What you will do: Gather each line of the entries below that includes "материалов".
------
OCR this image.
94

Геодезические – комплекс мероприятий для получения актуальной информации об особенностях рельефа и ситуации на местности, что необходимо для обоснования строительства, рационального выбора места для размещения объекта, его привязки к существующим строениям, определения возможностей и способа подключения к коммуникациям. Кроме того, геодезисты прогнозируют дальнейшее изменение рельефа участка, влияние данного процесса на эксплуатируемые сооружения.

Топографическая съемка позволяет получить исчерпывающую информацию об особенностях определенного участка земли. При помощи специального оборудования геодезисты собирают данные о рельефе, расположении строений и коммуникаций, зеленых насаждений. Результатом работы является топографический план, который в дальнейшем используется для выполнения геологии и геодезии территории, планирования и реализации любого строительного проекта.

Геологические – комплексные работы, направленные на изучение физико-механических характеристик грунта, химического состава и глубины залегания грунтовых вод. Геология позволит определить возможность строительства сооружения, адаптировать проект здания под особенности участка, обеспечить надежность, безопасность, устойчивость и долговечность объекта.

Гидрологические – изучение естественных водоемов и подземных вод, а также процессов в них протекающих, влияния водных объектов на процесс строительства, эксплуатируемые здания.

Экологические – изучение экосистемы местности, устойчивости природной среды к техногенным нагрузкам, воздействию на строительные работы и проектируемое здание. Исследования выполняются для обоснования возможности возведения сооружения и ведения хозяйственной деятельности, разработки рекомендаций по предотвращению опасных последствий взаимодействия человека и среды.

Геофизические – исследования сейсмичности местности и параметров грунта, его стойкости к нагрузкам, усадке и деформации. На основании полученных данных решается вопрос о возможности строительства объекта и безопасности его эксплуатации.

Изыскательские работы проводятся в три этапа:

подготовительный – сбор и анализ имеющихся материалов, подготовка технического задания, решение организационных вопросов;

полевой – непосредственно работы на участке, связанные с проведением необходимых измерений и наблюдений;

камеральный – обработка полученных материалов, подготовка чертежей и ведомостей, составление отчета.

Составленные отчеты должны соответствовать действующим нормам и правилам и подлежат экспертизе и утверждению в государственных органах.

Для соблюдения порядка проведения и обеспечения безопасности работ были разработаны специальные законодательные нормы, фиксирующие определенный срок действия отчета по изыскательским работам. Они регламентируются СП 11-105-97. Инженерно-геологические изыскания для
------
Result of the exercise:
подготовительный – сбор и анализ имеющихся материалов, подготовка технического задания, решение организационных вопросов;
камеральный – обработка полученных материалов, подготовка чертежей и ведомостей, составление отчета.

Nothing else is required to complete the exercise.